[start of Records for processing]

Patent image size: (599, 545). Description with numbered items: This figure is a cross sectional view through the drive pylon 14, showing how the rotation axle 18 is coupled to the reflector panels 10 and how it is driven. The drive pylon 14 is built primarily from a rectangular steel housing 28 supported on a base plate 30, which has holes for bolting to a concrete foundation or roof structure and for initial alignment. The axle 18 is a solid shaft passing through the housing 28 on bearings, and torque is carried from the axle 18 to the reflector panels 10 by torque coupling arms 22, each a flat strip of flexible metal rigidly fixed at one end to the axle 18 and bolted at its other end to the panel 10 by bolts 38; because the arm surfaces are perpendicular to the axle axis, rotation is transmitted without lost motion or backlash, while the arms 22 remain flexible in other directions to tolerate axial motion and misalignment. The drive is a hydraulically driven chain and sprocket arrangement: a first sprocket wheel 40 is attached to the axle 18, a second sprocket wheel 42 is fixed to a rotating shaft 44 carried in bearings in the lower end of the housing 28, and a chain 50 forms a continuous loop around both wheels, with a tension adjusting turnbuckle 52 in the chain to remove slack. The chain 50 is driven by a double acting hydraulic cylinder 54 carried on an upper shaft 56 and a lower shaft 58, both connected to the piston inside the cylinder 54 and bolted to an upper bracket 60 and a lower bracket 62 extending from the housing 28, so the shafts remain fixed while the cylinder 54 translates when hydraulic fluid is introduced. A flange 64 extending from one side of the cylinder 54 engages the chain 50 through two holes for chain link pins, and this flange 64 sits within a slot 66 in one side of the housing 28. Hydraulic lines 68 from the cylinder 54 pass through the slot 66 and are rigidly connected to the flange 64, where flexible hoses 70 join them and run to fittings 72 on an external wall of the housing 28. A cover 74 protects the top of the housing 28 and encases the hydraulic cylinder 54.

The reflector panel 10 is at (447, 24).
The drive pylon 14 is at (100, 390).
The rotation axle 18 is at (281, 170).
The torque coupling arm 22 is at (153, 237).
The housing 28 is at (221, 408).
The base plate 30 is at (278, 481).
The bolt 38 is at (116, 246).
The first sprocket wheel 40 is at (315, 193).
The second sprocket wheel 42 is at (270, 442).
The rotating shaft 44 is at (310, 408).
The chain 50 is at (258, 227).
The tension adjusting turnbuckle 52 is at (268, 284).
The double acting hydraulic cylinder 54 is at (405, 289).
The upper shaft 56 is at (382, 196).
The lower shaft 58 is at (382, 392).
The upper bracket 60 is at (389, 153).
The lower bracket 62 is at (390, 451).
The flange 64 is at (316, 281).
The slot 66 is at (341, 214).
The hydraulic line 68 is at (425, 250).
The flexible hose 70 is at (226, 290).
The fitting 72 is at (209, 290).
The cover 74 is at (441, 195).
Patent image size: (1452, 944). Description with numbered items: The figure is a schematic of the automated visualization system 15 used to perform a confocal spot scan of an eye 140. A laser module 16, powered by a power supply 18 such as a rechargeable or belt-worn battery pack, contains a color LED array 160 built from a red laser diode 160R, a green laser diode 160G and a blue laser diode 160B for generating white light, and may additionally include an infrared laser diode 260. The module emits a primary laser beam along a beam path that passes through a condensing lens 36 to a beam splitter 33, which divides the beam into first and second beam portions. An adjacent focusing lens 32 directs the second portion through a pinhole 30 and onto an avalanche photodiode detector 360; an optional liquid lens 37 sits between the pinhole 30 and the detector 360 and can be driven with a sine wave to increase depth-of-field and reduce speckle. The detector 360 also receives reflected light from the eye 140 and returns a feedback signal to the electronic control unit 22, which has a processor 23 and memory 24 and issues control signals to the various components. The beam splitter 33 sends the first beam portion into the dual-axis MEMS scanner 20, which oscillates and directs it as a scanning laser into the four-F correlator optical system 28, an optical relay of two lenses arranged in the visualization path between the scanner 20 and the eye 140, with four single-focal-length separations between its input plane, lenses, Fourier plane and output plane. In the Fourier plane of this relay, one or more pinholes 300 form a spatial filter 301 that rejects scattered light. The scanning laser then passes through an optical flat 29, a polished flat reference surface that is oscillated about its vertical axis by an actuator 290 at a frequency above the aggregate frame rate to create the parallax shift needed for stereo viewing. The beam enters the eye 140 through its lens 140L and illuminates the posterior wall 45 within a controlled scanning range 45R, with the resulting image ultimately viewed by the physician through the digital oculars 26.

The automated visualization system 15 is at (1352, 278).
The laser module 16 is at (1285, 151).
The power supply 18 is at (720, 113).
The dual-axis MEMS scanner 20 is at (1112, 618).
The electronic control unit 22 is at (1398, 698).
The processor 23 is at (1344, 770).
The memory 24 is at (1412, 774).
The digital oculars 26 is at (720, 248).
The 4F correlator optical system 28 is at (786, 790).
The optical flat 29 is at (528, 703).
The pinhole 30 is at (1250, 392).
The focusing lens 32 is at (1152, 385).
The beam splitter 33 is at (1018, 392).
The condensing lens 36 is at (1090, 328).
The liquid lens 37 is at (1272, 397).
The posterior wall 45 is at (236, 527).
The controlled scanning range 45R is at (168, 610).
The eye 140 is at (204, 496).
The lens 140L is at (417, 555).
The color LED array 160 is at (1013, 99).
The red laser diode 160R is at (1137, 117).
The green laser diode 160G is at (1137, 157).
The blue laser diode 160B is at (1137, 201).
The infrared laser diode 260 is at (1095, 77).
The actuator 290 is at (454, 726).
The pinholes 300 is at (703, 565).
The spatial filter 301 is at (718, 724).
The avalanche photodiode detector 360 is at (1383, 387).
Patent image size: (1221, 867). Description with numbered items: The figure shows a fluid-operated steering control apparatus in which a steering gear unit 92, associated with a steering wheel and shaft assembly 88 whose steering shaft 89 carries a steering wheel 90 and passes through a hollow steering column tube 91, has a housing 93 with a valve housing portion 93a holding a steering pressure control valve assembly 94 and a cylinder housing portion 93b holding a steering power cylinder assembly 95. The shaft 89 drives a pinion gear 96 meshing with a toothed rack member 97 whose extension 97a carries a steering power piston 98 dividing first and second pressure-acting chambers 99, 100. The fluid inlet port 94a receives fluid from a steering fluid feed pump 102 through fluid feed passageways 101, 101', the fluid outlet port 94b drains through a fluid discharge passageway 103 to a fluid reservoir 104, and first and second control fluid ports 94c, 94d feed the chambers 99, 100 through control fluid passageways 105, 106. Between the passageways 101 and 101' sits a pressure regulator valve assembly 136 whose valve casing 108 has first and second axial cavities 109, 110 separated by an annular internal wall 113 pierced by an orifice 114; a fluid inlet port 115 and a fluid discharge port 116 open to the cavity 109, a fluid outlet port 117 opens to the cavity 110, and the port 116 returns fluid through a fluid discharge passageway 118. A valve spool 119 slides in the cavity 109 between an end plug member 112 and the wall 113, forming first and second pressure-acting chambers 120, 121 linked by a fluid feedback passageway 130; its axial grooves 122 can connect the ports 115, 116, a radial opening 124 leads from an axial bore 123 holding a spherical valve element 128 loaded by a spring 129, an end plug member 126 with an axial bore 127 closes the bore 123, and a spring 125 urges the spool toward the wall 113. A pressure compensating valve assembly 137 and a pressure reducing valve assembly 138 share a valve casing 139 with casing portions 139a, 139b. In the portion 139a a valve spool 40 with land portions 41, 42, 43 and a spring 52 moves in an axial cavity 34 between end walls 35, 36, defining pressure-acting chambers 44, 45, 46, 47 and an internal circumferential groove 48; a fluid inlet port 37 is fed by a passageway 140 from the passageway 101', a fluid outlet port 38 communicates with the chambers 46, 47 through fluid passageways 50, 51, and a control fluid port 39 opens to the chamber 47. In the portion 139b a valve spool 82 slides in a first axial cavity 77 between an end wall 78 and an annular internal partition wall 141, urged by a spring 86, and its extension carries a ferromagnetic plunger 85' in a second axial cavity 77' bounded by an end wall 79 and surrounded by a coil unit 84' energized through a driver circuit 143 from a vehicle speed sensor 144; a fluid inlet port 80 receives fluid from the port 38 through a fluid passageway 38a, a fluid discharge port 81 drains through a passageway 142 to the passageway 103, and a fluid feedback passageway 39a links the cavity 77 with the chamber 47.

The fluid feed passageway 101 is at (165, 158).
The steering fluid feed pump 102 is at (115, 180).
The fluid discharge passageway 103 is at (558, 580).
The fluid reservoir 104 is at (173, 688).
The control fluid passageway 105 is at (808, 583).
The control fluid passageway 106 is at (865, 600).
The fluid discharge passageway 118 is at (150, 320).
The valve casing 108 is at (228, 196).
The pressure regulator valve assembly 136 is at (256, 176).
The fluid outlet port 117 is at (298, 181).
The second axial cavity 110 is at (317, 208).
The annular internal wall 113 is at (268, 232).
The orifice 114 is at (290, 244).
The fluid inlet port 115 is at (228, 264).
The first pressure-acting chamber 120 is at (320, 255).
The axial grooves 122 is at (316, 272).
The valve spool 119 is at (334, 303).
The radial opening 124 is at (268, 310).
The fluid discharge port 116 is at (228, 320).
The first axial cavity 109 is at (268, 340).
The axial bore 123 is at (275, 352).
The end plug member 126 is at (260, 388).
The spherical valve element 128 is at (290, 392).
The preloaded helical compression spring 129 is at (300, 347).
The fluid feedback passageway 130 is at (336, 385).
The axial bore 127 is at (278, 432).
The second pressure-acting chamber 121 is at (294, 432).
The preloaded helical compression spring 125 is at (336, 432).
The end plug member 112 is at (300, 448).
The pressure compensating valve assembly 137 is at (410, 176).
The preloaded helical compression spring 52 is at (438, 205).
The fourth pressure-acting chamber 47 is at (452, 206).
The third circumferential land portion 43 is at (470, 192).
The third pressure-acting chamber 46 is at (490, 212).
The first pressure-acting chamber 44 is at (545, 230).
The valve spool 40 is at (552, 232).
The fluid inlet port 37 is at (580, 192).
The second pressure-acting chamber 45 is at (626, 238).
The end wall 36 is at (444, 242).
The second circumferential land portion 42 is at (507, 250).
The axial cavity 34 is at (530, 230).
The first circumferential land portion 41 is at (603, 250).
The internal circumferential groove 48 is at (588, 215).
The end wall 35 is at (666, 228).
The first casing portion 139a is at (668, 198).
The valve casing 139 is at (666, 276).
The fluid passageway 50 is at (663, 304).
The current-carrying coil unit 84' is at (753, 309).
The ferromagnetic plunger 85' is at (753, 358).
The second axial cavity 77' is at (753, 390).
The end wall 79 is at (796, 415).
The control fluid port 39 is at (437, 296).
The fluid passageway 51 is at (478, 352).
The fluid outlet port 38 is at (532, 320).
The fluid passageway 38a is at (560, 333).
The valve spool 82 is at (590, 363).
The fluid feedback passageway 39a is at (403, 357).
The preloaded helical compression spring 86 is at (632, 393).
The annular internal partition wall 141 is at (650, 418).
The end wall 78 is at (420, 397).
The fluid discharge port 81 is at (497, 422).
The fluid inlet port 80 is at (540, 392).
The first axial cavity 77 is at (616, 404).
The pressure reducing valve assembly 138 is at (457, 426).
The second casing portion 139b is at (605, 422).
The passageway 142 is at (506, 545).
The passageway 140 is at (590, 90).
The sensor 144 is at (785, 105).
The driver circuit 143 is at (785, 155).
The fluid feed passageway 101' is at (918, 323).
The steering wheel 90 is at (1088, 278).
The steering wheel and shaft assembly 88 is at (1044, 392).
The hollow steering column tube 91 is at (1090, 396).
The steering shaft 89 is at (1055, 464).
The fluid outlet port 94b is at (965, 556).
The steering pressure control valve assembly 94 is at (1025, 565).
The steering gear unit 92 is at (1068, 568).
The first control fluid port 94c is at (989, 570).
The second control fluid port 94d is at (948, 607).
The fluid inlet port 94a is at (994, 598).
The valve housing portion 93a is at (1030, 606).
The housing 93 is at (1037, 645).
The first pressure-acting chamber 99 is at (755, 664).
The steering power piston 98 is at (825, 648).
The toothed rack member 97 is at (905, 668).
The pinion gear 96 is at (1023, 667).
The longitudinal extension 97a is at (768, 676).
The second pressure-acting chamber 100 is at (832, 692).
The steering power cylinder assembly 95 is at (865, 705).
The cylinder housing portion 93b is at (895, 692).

[end of Records for processing]

Exercise aim
Lay out the lines above, from the one containing "Patent image size: (1452, 944)." through the one containing "The laser module 16 is at (1285, 151)." (both included), as a Markdown table. Use the columns No. and Line, and leave out blank lines.

Response
| No. | Line |
|---|---|
| 1 | Patent image size: (1452, 944). Description with numbered items: The figure is a schematic of the automated visualization system 15 used to perform a confocal spot scan of an eye 140. A laser module 16, powered by a power supply 18 such as a rechargeable or belt-worn battery pack, contains a color LED array 160 built from a red laser diode 160R, a green laser diode 160G and a blue laser diode 160B for generating white light, and may additionally include an infrared laser diode 260. The module emits a primary laser beam along a beam path that passes through a condensing lens 36 to a beam splitter 33, which divides the beam into first and second beam portions. An adjacent focusing lens 32 directs the second portion through a pinhole 30 and onto an avalanche photodiode detector 360; an optional liquid lens 37 sits between the pinhole 30 and the detector 360 and can be driven with a sine wave to increase depth-of-field and reduce speckle. The detector 360 also receives reflected light from the eye 140 and returns a feedback signal to the electronic control unit 22, which has a processor 23 and memory 24 and issues control signals to the various components. The beam splitter 33 sends the first beam portion into the dual-axis MEMS scanner 20, which oscillates and directs it as a scanning laser into the four-F correlator optical system 28, an optical relay of two lenses arranged in the visualization path between the scanner 20 and the eye 140, with four single-focal-length separations between its input plane, lenses, Fourier plane and output plane. In the Fourier plane of this relay, one or more pinholes 300 form a spatial filter 301 that rejects scattered light. The scanning laser then passes through an optical flat 29, a polished flat reference surface that is oscillated about its vertical axis by an actuator 290 at a frequency above the aggregate frame rate to create the parallax shift needed for stereo viewing. The beam enters the eye 140 through its lens 140L and illuminates the posterior wall 45 within a controlled scanning range 45R, with the resulting image ultimately viewed by the physician through the digital oculars 26. |
| 2 | The automated visualization system 15 is at (1352, 278). |
| 3 | The laser module 16 is at (1285, 151). |